Records for this exercise

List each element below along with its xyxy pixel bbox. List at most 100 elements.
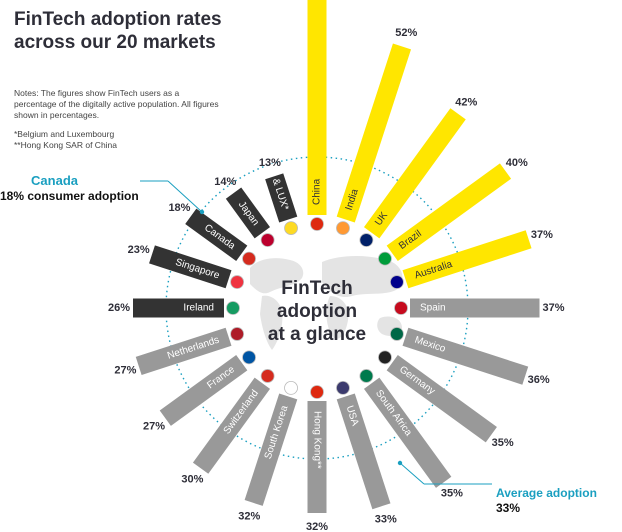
center-label: FinTech adoption at a glance	[268, 278, 366, 345]
bar-fill-mexico	[402, 327, 529, 385]
value-label-be-lux: 13%	[259, 157, 281, 169]
bar-fill-china	[307, 0, 327, 215]
notes-text: Notes: The figures show FinTech users as…	[14, 88, 219, 120]
flag-icon-ireland	[226, 301, 240, 315]
bar-label-china: China	[312, 178, 323, 205]
flag-icon-be-lux	[284, 221, 298, 236]
bar-japan	[225, 187, 271, 239]
value-label-canada: 18%	[168, 202, 190, 214]
bar-fill-singapore	[149, 245, 232, 289]
bar-brazil	[386, 163, 512, 262]
bar-fill-ireland	[133, 298, 224, 318]
bar-fill-south-africa	[363, 377, 452, 488]
bar-mexico	[402, 327, 529, 385]
flag-icon-germany	[378, 350, 392, 365]
flag-icon-south-africa	[359, 369, 374, 383]
value-label-switzerland: 30%	[181, 474, 203, 486]
bar-fill-hong-kong	[307, 401, 327, 513]
value-label-south-africa: 35%	[441, 488, 463, 500]
bar-netherlands	[135, 327, 232, 375]
bar-ireland	[133, 298, 224, 318]
bar-fill-spain	[410, 298, 540, 318]
value-label-brazil: 40%	[506, 157, 528, 169]
bar-be-lux	[265, 173, 298, 223]
bar-china	[307, 0, 327, 215]
bar-fill-usa	[336, 393, 391, 510]
bar-india	[336, 43, 412, 223]
bar-germany	[386, 354, 497, 443]
flag-icon-uk	[359, 233, 374, 247]
bar-fill-japan	[225, 187, 271, 239]
value-label-uk: 42%	[455, 97, 477, 109]
value-label-hong-kong: 32%	[306, 521, 328, 532]
flag-icon-usa	[336, 380, 350, 395]
flag-icon-spain	[394, 301, 408, 315]
value-label-australia: 37%	[531, 229, 553, 241]
canada-callout: Canada 18% consumer adoption	[0, 173, 160, 203]
flag-icon-hong-kong	[310, 385, 324, 399]
bar-fill-france	[159, 354, 248, 426]
flag-icon-south-korea	[284, 380, 298, 395]
bar-france	[159, 354, 248, 426]
bar-label-switzerland: Switzerland	[222, 388, 261, 436]
value-label-south-korea: 32%	[238, 510, 260, 522]
value-label-india: 52%	[395, 27, 417, 39]
bar-usa	[336, 393, 391, 510]
bar-south-africa	[363, 377, 452, 488]
flag-icon-canada	[242, 251, 256, 266]
bar-uk	[363, 108, 466, 239]
center-label-line-3: at a glance	[268, 324, 366, 345]
bar-australia	[402, 230, 532, 289]
bar-label-south-africa: South Africa	[373, 388, 414, 438]
footnotes: *Belgium and Luxembourg **Hong Kong SAR …	[14, 129, 214, 151]
canada-callout-value: 18% consumer adoption	[0, 189, 139, 203]
bar-fill-canada	[185, 208, 248, 262]
footnote-belgium-luxembourg: *Belgium and Luxembourg	[14, 129, 115, 139]
bar-spain	[410, 298, 540, 318]
value-label-spain: 37%	[542, 302, 564, 314]
value-label-netherlands: 27%	[114, 364, 136, 376]
value-label-mexico: 36%	[528, 374, 550, 386]
canada-leader-diagonal	[167, 180, 203, 213]
bar-fill-germany	[386, 354, 497, 443]
bar-fill-australia	[402, 230, 532, 289]
canada-leader-dot	[199, 209, 205, 215]
average-leader-diagonal	[399, 462, 425, 485]
value-label-germany: 35%	[492, 437, 514, 449]
average-callout-name: Average adoption	[496, 486, 597, 500]
flag-icon-switzerland	[260, 369, 275, 383]
chart-title: FinTech adoption rates across our 20 mar…	[14, 8, 254, 54]
flag-icon-mexico	[389, 327, 404, 341]
world-map-background	[250, 256, 403, 350]
average-adoption-callout: Average adoption 33%	[496, 486, 616, 515]
flag-icon-netherlands	[230, 327, 245, 341]
bar-label-ireland: Ireland	[183, 303, 214, 314]
flag-icon-australia	[389, 275, 404, 289]
flag-icon-india	[336, 221, 350, 236]
bar-singapore	[149, 245, 232, 289]
flag-icon-singapore	[230, 275, 245, 289]
flag-icon-japan	[260, 233, 275, 247]
bar-label-hong-kong: Hong Kong**	[312, 411, 323, 469]
value-label-usa: 33%	[375, 514, 397, 526]
value-label-ireland: 26%	[108, 302, 130, 314]
bar-fill-be-lux	[265, 173, 298, 223]
title-line-1: FinTech adoption rates	[14, 9, 222, 30]
center-label-line-2: adoption	[277, 301, 357, 322]
bar-fill-india	[336, 43, 412, 223]
bar-switzerland	[192, 377, 271, 474]
flag-icon-china	[310, 217, 324, 231]
bar-fill-netherlands	[135, 327, 232, 375]
value-label-japan: 14%	[214, 176, 236, 188]
average-callout-value: 33%	[496, 501, 521, 515]
value-label-singapore: 23%	[128, 244, 150, 256]
flag-icon-france	[242, 350, 256, 365]
bar-fill-brazil	[386, 163, 512, 262]
bar-canada	[185, 208, 248, 262]
value-label-france: 27%	[143, 420, 165, 432]
bar-fill-uk	[363, 108, 466, 239]
callout-leader-lines	[140, 180, 492, 485]
title-line-2: across our 20 markets	[14, 32, 216, 53]
footnote-hong-kong: **Hong Kong SAR of China	[14, 140, 118, 150]
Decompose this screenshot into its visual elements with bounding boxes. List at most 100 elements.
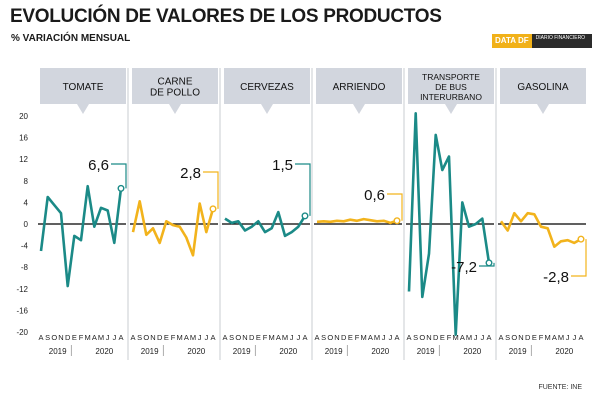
x-tick-label: M bbox=[361, 333, 367, 342]
x-tick-label: J bbox=[480, 333, 484, 342]
x-tick-label: S bbox=[321, 333, 326, 342]
x-tick-label: J bbox=[204, 333, 208, 342]
x-tick-label: M bbox=[453, 333, 459, 342]
year-label: 2020 bbox=[463, 347, 481, 356]
x-tick-label: N bbox=[518, 333, 523, 342]
x-tick-label: S bbox=[229, 333, 234, 342]
year-label: 2020 bbox=[371, 347, 389, 356]
series-header-panel bbox=[408, 68, 494, 114]
x-tick-label: M bbox=[558, 333, 564, 342]
x-tick-label: D bbox=[525, 333, 531, 342]
x-tick-label: J bbox=[388, 333, 392, 342]
x-tick-label: A bbox=[130, 333, 135, 342]
y-tick-label: -8 bbox=[21, 263, 29, 272]
series-header-label: CARNE DE POLLO bbox=[150, 77, 200, 99]
x-tick-label: A bbox=[222, 333, 227, 342]
callout-value: 2,8 bbox=[180, 165, 201, 182]
last-point-marker bbox=[209, 205, 217, 213]
callout-line bbox=[387, 193, 403, 221]
x-tick-label: J bbox=[474, 333, 478, 342]
x-tick-label: M bbox=[190, 333, 196, 342]
x-tick-label: J bbox=[112, 333, 116, 342]
series-header-panel bbox=[224, 68, 310, 114]
x-tick-label: A bbox=[184, 333, 189, 342]
x-tick-label: A bbox=[38, 333, 43, 342]
x-tick-label: A bbox=[368, 333, 373, 342]
y-tick-label: -20 bbox=[16, 328, 28, 337]
series-header-label: TOMATE bbox=[63, 82, 104, 93]
year-label: 2019 bbox=[49, 347, 67, 356]
callout-value: 6,6 bbox=[88, 157, 109, 174]
x-tick-label: F bbox=[539, 333, 544, 342]
x-tick-label: E bbox=[532, 333, 537, 342]
callout-value: 1,5 bbox=[272, 157, 293, 174]
last-point-marker bbox=[577, 235, 585, 243]
x-tick-label: A bbox=[118, 333, 123, 342]
series-header-panel bbox=[132, 68, 218, 114]
year-label: 2020 bbox=[187, 347, 205, 356]
y-tick-label: 20 bbox=[19, 112, 28, 121]
x-tick-label: D bbox=[157, 333, 163, 342]
x-tick-label: O bbox=[143, 333, 149, 342]
x-tick-label: E bbox=[256, 333, 261, 342]
source-note: FUENTE: INE bbox=[538, 384, 582, 391]
callout-line bbox=[111, 163, 127, 189]
series-line bbox=[499, 211, 582, 248]
x-tick-label: N bbox=[426, 333, 431, 342]
callout-line bbox=[295, 163, 311, 216]
chart-subtitle: % VARIACIÓN MENSUAL bbox=[11, 33, 131, 44]
x-tick-label: M bbox=[374, 333, 380, 342]
last-point-marker bbox=[393, 217, 401, 225]
y-tick-label: -4 bbox=[21, 242, 29, 251]
x-tick-label: M bbox=[466, 333, 472, 342]
x-tick-label: N bbox=[150, 333, 155, 342]
x-tick-label: M bbox=[98, 333, 104, 342]
callout-value: -2,8 bbox=[543, 269, 569, 286]
series-header-panel bbox=[40, 68, 126, 114]
x-tick-label: J bbox=[290, 333, 294, 342]
x-tick-label: M bbox=[85, 333, 91, 342]
x-tick-label: E bbox=[440, 333, 445, 342]
y-tick-label: -16 bbox=[16, 306, 28, 315]
last-point-marker bbox=[301, 212, 309, 220]
x-tick-label: M bbox=[282, 333, 288, 342]
x-tick-label: O bbox=[51, 333, 57, 342]
x-tick-label: D bbox=[433, 333, 439, 342]
x-tick-label: F bbox=[171, 333, 176, 342]
year-label: 2020 bbox=[555, 347, 573, 356]
x-tick-label: S bbox=[505, 333, 510, 342]
x-tick-label: A bbox=[276, 333, 281, 342]
x-tick-label: D bbox=[341, 333, 347, 342]
year-label: 2019 bbox=[233, 347, 251, 356]
x-tick-label: A bbox=[406, 333, 411, 342]
x-tick-label: S bbox=[45, 333, 50, 342]
x-tick-label: E bbox=[348, 333, 353, 342]
series-header-label: CERVEZAS bbox=[240, 82, 294, 93]
logo-sub: DIARIO FINANCIERO bbox=[531, 34, 592, 48]
chart-title: EVOLUCIÓN DE VALORES DE LOS PRODUCTOS bbox=[10, 6, 442, 27]
x-tick-label: E bbox=[164, 333, 169, 342]
x-tick-label: D bbox=[249, 333, 255, 342]
x-tick-label: F bbox=[263, 333, 268, 342]
series-line bbox=[316, 217, 398, 225]
x-tick-label: J bbox=[382, 333, 386, 342]
x-tick-label: O bbox=[327, 333, 333, 342]
x-tick-label: J bbox=[566, 333, 570, 342]
year-label: 2019 bbox=[417, 347, 435, 356]
x-tick-label: O bbox=[511, 333, 517, 342]
year-label: 2020 bbox=[95, 347, 113, 356]
series-line bbox=[131, 200, 215, 257]
x-tick-label: N bbox=[334, 333, 339, 342]
x-tick-label: S bbox=[413, 333, 418, 342]
year-label: 2020 bbox=[279, 347, 297, 356]
x-tick-label: A bbox=[210, 333, 215, 342]
y-tick-label: 16 bbox=[19, 134, 28, 143]
x-tick-label: N bbox=[58, 333, 63, 342]
x-tick-label: A bbox=[552, 333, 557, 342]
y-tick-label: 0 bbox=[24, 220, 29, 229]
year-label: 2019 bbox=[141, 347, 159, 356]
x-tick-label: J bbox=[198, 333, 202, 342]
x-tick-label: F bbox=[447, 333, 452, 342]
x-tick-label: M bbox=[545, 333, 551, 342]
x-tick-label: A bbox=[498, 333, 503, 342]
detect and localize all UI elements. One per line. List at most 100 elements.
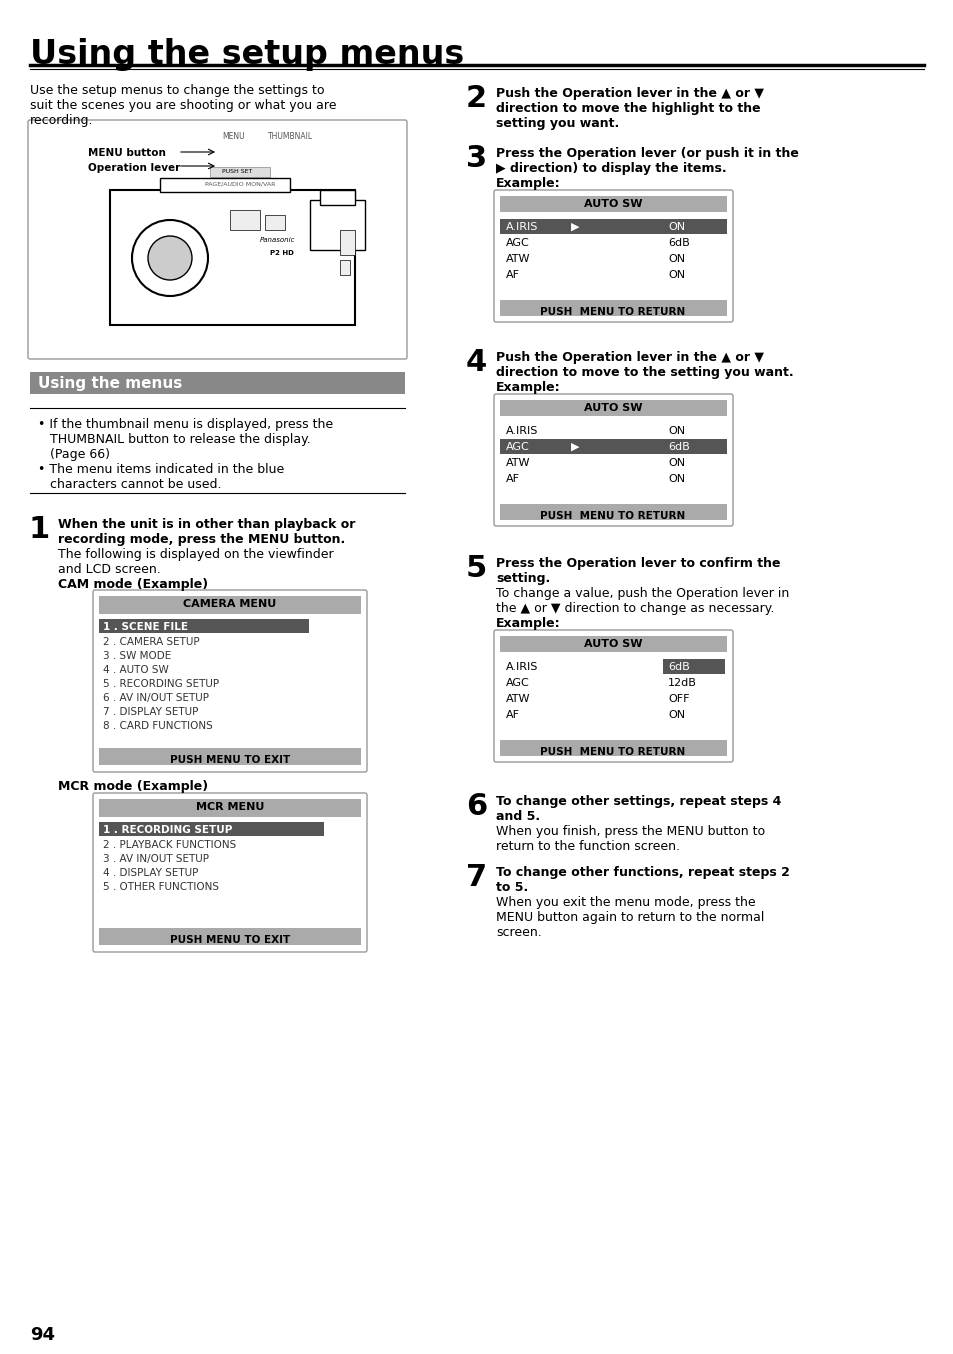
Bar — [99, 927, 360, 945]
Bar — [499, 196, 726, 213]
Text: 7 . DISPLAY SETUP: 7 . DISPLAY SETUP — [103, 707, 198, 718]
Text: A.IRIS: A.IRIS — [505, 222, 537, 232]
Text: screen.: screen. — [496, 926, 541, 940]
Text: Example:: Example: — [496, 380, 560, 394]
Text: Example:: Example: — [496, 617, 560, 630]
Text: 94: 94 — [30, 1326, 55, 1345]
Text: MCR mode (Example): MCR mode (Example) — [58, 780, 208, 793]
Text: and 5.: and 5. — [496, 810, 539, 823]
Text: characters cannot be used.: characters cannot be used. — [50, 478, 221, 492]
Bar — [499, 636, 726, 653]
Text: setting.: setting. — [496, 571, 550, 585]
Text: A.IRIS: A.IRIS — [505, 662, 537, 672]
Text: recording.: recording. — [30, 114, 93, 127]
Text: 5 . RECORDING SETUP: 5 . RECORDING SETUP — [103, 678, 219, 689]
FancyBboxPatch shape — [92, 590, 367, 772]
Text: (Page 66): (Page 66) — [50, 448, 110, 460]
Text: 2: 2 — [465, 84, 487, 112]
Bar — [319, 190, 355, 204]
Text: ▶ direction) to display the items.: ▶ direction) to display the items. — [496, 162, 726, 175]
Text: ON: ON — [667, 255, 684, 264]
Text: setting you want.: setting you want. — [496, 116, 618, 130]
Text: 3 . AV IN/OUT SETUP: 3 . AV IN/OUT SETUP — [103, 854, 209, 864]
Text: THUMBNAIL: THUMBNAIL — [268, 131, 313, 141]
Bar — [339, 230, 355, 255]
Text: 7: 7 — [465, 862, 487, 892]
Text: 6dB: 6dB — [667, 238, 689, 248]
Text: PUSH  MENU TO RETURN: PUSH MENU TO RETURN — [539, 747, 685, 757]
Text: recording mode, press the MENU button.: recording mode, press the MENU button. — [58, 533, 345, 546]
Circle shape — [132, 219, 208, 297]
Text: Use the setup menus to change the settings to: Use the setup menus to change the settin… — [30, 84, 324, 97]
Text: Press the Operation lever (or push it in the: Press the Operation lever (or push it in… — [496, 148, 798, 160]
Bar — [99, 596, 360, 613]
Text: AF: AF — [505, 474, 519, 483]
FancyBboxPatch shape — [28, 121, 407, 359]
Text: suit the scenes you are shooting or what you are: suit the scenes you are shooting or what… — [30, 99, 336, 112]
Text: direction to move to the setting you want.: direction to move to the setting you wan… — [496, 366, 793, 379]
Text: ON: ON — [667, 427, 684, 436]
Text: Press the Operation lever to confirm the: Press the Operation lever to confirm the — [496, 556, 780, 570]
Text: The following is displayed on the viewfinder: The following is displayed on the viewfi… — [58, 548, 334, 561]
Text: To change other settings, repeat steps 4: To change other settings, repeat steps 4 — [496, 795, 781, 808]
Text: PUSH  MENU TO RETURN: PUSH MENU TO RETURN — [539, 307, 685, 317]
Text: ON: ON — [667, 474, 684, 483]
Text: Push the Operation lever in the ▲ or ▼: Push the Operation lever in the ▲ or ▼ — [496, 351, 763, 364]
Bar — [662, 659, 724, 674]
Circle shape — [148, 236, 192, 280]
Bar — [160, 177, 290, 192]
Text: THUMBNAIL button to release the display.: THUMBNAIL button to release the display. — [50, 433, 311, 445]
Text: To change a value, push the Operation lever in: To change a value, push the Operation le… — [496, 588, 788, 600]
Text: Using the setup menus: Using the setup menus — [30, 38, 464, 70]
Bar — [99, 822, 324, 835]
Text: 5 . OTHER FUNCTIONS: 5 . OTHER FUNCTIONS — [103, 881, 219, 892]
Text: ATW: ATW — [505, 255, 530, 264]
Text: P2 HD: P2 HD — [270, 250, 294, 256]
Text: When the unit is in other than playback or: When the unit is in other than playback … — [58, 519, 355, 531]
Text: 6: 6 — [465, 792, 487, 821]
Text: AGC: AGC — [505, 441, 529, 452]
Text: PUSH MENU TO EXIT: PUSH MENU TO EXIT — [170, 936, 290, 945]
FancyBboxPatch shape — [494, 394, 732, 525]
Text: 6 . AV IN/OUT SETUP: 6 . AV IN/OUT SETUP — [103, 693, 209, 703]
Text: the ▲ or ▼ direction to change as necessary.: the ▲ or ▼ direction to change as necess… — [496, 603, 774, 615]
Text: ON: ON — [667, 458, 684, 468]
Text: Using the menus: Using the menus — [38, 376, 182, 391]
Text: When you exit the menu mode, press the: When you exit the menu mode, press the — [496, 896, 755, 909]
Text: 8 . CARD FUNCTIONS: 8 . CARD FUNCTIONS — [103, 720, 213, 731]
Text: 1 . RECORDING SETUP: 1 . RECORDING SETUP — [103, 825, 233, 835]
Text: PUSH SET: PUSH SET — [222, 169, 253, 175]
Bar — [499, 219, 726, 234]
Text: 6dB: 6dB — [667, 662, 689, 672]
Bar — [99, 799, 360, 816]
Text: A.IRIS: A.IRIS — [505, 427, 537, 436]
Bar — [310, 200, 365, 250]
Text: • If the thumbnail menu is displayed, press the: • If the thumbnail menu is displayed, pr… — [38, 418, 333, 431]
Text: CAM mode (Example): CAM mode (Example) — [58, 578, 208, 590]
Text: AGC: AGC — [505, 678, 529, 688]
Text: MENU button: MENU button — [88, 148, 166, 158]
Text: AGC: AGC — [505, 238, 529, 248]
Bar — [499, 439, 726, 454]
Bar — [30, 372, 405, 394]
Text: 2 . CAMERA SETUP: 2 . CAMERA SETUP — [103, 636, 199, 647]
Text: Operation lever: Operation lever — [88, 162, 180, 173]
Text: To change other functions, repeat steps 2: To change other functions, repeat steps … — [496, 867, 789, 879]
Bar — [99, 619, 309, 634]
Text: 6dB: 6dB — [667, 441, 689, 452]
Text: return to the function screen.: return to the function screen. — [496, 839, 679, 853]
FancyBboxPatch shape — [494, 630, 732, 762]
Bar — [99, 747, 360, 765]
Text: PAGE/AUDIO MON/VAR: PAGE/AUDIO MON/VAR — [205, 181, 275, 185]
Text: AF: AF — [505, 269, 519, 280]
Text: 3: 3 — [465, 144, 487, 173]
Text: ON: ON — [667, 709, 684, 720]
Text: AUTO SW: AUTO SW — [583, 199, 641, 209]
Text: ON: ON — [667, 222, 684, 232]
FancyBboxPatch shape — [494, 190, 732, 322]
Text: AF: AF — [505, 709, 519, 720]
Bar — [110, 190, 355, 325]
Text: CAMERA MENU: CAMERA MENU — [183, 598, 276, 609]
Text: 3 . SW MODE: 3 . SW MODE — [103, 651, 172, 661]
Bar — [499, 741, 726, 756]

Exercise aim
Which lines of the records above contain the string "direction", matching uppercase and lowercase exactly? Copy each of those lines in full.

Final answer
Text: ▶ direction) to display the items.: ▶ direction) to display the items. — [496, 162, 726, 175]
Text: direction to move to the setting you want.: direction to move to the setting you wan… — [496, 366, 793, 379]
Text: the ▲ or ▼ direction to change as necessary.: the ▲ or ▼ direction to change as necess… — [496, 603, 774, 615]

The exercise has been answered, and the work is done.